## BEGIN EXTRACTED DATA
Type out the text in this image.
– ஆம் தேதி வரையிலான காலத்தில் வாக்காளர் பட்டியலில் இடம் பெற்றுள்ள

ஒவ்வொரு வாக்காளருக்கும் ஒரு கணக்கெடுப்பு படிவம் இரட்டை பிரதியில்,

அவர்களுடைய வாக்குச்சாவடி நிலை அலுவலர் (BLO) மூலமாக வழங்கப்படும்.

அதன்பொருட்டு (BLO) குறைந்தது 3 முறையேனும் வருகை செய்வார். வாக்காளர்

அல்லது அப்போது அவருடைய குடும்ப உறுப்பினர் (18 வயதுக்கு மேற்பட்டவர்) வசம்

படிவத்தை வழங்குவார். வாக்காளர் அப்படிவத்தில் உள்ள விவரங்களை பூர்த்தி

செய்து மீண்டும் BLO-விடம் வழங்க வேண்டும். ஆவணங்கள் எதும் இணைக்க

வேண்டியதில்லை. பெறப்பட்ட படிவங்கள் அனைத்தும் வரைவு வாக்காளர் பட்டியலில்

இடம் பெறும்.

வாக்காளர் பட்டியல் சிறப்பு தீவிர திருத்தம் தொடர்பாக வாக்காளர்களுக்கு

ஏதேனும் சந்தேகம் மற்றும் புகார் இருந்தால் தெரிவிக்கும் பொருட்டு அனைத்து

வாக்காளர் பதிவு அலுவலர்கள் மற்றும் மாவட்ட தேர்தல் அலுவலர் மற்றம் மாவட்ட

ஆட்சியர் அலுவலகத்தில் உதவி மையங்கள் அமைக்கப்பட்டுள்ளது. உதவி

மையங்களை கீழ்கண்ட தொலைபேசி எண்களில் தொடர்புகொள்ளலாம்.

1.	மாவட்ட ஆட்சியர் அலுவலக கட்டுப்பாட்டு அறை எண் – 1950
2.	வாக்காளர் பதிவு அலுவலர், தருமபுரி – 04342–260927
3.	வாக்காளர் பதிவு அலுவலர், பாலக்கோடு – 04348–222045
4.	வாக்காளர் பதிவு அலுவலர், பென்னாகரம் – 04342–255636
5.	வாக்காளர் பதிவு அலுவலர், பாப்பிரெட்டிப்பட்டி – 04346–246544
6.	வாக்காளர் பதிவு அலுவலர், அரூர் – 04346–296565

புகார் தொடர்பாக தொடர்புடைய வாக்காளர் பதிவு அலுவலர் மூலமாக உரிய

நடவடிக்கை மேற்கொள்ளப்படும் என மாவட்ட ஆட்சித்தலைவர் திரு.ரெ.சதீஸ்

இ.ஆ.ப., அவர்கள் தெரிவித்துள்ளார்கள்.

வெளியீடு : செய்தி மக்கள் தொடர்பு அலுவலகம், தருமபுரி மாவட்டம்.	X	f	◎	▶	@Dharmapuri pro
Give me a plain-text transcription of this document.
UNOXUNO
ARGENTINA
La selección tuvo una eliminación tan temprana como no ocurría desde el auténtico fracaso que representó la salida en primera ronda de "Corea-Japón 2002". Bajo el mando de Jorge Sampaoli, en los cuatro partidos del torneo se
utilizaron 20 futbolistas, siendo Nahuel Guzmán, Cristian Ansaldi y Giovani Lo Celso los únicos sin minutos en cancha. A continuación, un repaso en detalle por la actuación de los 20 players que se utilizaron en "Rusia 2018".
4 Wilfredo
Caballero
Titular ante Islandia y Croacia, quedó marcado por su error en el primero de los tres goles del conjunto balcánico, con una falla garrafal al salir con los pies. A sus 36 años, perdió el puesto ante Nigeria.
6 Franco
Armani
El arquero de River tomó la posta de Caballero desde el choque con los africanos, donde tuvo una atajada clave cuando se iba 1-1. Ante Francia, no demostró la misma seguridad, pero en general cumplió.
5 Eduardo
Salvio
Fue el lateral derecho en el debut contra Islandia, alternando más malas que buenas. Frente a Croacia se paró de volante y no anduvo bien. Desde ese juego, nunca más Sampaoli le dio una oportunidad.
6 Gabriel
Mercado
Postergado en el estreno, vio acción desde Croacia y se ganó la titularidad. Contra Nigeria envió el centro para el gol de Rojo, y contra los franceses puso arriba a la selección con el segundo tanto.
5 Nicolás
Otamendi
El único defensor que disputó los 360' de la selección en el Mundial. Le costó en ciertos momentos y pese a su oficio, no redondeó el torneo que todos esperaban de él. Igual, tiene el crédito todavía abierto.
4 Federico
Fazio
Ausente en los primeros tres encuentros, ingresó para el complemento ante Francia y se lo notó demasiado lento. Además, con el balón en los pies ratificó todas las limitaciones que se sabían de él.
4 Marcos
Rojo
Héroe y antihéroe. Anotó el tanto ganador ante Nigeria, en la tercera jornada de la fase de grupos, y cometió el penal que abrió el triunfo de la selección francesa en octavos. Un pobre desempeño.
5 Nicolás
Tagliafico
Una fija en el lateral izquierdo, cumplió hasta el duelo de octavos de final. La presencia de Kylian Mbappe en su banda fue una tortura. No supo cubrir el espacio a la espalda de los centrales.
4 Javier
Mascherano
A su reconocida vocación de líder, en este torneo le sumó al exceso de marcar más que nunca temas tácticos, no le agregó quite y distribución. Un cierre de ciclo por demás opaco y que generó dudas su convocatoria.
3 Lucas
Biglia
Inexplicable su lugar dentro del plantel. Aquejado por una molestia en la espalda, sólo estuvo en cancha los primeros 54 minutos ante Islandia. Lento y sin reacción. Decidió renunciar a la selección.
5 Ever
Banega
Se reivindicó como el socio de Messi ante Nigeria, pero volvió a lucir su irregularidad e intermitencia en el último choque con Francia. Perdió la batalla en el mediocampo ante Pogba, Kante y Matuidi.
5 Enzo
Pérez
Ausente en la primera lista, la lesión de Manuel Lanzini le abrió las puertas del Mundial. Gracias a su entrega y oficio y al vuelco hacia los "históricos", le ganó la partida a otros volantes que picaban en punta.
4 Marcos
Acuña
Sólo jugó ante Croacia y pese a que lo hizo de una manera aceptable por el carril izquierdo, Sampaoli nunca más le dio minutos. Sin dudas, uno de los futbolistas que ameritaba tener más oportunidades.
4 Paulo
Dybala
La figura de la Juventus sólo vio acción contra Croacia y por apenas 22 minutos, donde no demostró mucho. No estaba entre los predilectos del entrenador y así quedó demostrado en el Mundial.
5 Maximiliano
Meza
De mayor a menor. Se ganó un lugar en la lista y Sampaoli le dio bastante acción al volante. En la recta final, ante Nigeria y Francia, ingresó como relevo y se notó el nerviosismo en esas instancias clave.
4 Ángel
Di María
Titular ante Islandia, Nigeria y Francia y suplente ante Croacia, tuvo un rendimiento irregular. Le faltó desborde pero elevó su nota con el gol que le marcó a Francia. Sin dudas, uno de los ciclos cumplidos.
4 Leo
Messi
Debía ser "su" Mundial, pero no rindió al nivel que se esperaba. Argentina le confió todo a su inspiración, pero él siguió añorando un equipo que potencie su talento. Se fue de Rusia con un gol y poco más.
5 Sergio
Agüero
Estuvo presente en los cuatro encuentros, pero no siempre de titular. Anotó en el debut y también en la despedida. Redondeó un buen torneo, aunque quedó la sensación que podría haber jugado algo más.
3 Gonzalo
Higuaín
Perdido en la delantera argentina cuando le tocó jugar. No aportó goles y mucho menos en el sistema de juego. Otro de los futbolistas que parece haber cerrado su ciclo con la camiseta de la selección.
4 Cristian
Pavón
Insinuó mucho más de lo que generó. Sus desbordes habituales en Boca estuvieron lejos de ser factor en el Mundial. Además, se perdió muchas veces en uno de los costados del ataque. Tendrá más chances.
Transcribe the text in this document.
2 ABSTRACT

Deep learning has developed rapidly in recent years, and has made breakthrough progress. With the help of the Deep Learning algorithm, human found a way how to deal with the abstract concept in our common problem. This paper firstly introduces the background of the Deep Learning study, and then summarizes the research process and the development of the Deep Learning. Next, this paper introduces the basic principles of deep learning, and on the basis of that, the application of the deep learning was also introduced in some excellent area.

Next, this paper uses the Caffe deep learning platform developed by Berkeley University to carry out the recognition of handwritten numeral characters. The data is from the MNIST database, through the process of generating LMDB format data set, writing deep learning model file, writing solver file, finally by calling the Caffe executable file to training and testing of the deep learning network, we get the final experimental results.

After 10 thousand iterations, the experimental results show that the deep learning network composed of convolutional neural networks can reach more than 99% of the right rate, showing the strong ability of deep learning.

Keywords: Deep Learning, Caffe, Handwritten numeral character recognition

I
## END EXTRACTED DATA
- **TASK PROMPT**
What is the number of lines in the records that contain the string "pero"? Give only that number.

- **WRITTEN RESPONSE**
5